#### [DESCRIPTION OF THE TASK]
Tally the lines that contain "Read" and report the total alone.

[Source records]
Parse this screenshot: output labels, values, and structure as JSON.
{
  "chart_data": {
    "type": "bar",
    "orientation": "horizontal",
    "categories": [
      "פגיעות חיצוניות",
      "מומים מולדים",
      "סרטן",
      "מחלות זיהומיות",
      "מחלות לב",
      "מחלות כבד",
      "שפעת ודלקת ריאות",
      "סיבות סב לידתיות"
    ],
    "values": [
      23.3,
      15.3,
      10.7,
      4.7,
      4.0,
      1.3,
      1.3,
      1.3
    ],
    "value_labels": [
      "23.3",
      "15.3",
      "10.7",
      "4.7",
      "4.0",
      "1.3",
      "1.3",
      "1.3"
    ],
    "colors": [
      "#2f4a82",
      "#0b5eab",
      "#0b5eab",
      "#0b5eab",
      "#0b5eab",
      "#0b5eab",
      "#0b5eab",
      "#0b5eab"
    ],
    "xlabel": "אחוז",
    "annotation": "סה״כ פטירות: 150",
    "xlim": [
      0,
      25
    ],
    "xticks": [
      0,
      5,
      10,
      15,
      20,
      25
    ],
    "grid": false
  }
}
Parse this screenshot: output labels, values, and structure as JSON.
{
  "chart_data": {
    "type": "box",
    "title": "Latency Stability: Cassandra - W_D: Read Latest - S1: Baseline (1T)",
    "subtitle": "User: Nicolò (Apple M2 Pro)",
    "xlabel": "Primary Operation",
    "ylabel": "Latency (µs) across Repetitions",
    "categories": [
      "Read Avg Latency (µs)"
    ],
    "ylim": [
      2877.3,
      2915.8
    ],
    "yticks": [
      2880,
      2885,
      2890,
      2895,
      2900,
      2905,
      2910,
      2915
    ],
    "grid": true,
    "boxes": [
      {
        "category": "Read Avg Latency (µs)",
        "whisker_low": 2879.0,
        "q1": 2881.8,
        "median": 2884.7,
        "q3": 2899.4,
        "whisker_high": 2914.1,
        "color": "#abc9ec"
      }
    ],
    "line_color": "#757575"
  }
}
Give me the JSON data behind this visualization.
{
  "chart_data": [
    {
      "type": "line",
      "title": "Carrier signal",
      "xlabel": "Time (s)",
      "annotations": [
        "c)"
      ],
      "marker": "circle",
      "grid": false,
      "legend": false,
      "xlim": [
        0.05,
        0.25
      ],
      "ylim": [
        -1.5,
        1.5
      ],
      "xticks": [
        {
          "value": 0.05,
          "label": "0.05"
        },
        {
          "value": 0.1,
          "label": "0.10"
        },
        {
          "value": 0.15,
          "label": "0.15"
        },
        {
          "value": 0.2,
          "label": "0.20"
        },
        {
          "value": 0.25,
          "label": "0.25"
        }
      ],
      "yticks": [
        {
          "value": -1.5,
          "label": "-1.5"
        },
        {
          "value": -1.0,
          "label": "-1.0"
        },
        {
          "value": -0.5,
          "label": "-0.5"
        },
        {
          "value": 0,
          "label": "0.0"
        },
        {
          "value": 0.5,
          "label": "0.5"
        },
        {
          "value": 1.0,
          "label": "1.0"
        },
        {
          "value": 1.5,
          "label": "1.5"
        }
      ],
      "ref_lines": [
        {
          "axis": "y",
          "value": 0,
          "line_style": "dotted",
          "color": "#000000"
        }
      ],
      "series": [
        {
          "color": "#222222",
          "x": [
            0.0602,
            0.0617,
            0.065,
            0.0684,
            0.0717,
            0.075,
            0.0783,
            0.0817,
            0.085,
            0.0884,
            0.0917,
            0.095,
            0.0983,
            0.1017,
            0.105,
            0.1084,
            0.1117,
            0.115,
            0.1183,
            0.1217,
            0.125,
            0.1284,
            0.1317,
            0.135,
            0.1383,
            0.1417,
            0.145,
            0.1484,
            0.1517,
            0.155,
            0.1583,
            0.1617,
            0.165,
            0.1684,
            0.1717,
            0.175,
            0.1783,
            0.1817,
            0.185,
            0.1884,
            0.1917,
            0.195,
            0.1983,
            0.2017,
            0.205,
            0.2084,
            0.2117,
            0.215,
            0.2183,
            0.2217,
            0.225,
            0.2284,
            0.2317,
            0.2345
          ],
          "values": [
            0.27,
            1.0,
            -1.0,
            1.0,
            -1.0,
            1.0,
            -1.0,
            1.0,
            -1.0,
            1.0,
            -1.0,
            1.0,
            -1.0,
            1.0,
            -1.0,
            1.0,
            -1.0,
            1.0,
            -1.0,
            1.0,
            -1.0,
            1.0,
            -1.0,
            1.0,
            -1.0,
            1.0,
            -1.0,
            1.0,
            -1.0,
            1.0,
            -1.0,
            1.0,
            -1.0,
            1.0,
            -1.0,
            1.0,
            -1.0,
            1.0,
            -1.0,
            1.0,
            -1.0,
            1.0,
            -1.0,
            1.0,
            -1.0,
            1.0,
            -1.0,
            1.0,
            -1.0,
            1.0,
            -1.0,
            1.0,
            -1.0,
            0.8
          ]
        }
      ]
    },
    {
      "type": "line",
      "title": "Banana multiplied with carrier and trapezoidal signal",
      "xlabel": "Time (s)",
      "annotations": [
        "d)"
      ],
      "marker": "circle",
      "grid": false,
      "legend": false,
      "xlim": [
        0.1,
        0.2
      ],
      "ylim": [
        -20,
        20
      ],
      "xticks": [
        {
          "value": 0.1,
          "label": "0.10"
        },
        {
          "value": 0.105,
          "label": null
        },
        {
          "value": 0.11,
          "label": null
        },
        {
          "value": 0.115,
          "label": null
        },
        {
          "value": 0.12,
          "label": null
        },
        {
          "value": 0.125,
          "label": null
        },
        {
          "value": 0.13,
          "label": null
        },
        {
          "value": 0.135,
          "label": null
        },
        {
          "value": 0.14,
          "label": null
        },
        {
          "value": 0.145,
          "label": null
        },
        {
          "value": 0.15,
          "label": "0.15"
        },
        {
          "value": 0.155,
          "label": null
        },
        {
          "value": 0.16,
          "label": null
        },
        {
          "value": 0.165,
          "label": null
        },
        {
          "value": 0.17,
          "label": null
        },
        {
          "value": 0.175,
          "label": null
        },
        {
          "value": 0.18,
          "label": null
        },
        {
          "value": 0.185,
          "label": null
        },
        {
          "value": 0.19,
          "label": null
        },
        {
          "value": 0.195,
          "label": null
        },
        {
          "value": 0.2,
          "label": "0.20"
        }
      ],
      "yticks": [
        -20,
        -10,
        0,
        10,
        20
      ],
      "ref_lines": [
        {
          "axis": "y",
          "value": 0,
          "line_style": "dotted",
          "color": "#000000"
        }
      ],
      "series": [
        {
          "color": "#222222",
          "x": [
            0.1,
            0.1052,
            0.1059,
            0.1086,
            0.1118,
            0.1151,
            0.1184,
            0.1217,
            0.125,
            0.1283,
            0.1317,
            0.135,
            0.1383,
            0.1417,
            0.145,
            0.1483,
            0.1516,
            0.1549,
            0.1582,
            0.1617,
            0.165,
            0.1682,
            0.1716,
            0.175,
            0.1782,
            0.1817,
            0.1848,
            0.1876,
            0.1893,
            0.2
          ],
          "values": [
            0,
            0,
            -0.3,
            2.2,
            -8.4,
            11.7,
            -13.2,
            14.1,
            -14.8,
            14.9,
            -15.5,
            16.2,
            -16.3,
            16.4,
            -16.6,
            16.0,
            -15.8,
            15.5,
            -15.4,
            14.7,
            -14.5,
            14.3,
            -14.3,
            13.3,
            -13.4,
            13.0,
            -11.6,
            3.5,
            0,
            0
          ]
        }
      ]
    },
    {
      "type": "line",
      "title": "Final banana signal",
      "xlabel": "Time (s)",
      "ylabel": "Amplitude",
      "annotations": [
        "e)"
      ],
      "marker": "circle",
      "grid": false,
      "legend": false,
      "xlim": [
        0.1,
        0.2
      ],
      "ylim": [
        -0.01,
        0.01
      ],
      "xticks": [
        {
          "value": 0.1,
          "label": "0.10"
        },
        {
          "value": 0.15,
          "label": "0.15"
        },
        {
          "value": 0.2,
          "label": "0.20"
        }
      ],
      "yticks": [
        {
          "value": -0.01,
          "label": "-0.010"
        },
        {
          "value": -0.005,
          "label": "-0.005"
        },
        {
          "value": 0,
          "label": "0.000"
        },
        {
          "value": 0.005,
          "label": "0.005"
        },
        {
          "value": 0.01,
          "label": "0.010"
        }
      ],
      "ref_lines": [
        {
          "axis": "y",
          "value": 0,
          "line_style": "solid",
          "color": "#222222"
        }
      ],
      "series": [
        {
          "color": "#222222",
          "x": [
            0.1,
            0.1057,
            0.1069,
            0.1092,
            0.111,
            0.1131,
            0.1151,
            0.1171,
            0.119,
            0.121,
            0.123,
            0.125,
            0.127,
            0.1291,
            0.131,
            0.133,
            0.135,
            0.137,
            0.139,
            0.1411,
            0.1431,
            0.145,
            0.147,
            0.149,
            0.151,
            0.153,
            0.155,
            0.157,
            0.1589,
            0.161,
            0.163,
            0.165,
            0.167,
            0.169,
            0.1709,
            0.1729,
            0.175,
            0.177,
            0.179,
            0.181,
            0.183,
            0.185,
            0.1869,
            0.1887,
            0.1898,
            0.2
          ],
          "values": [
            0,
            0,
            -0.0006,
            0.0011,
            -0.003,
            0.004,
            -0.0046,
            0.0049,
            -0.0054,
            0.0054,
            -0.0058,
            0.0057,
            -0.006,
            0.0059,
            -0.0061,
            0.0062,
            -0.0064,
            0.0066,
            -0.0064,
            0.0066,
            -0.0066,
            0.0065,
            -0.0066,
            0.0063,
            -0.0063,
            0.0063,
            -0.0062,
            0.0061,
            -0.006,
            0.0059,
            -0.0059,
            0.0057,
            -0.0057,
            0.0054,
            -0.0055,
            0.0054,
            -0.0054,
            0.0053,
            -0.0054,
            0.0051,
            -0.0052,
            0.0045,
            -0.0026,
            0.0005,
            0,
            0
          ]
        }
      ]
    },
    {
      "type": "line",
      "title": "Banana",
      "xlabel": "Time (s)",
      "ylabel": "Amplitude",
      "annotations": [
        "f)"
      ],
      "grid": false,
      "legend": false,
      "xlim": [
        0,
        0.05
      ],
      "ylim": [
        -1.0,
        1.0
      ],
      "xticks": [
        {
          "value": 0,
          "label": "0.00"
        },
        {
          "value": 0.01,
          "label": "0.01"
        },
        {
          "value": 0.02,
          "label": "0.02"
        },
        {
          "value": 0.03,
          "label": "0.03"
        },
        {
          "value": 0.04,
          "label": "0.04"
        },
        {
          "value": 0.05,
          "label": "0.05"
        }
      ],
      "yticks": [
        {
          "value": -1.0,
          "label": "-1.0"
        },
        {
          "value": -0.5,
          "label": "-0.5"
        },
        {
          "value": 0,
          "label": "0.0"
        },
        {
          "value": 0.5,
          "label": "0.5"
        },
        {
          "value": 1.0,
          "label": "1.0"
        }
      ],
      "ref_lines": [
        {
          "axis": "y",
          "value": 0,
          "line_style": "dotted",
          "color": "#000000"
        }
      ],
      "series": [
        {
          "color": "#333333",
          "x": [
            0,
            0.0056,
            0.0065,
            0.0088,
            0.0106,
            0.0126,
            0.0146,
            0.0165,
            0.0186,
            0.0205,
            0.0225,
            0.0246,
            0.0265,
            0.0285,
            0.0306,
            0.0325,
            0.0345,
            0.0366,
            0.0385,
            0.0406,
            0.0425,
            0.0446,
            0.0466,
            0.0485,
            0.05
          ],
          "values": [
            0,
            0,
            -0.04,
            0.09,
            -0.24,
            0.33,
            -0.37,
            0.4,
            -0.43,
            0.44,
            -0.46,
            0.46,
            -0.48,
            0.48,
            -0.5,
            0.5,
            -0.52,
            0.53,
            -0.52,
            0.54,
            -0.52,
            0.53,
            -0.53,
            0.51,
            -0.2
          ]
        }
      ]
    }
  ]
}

#### [CORRECT RESPONSE]
3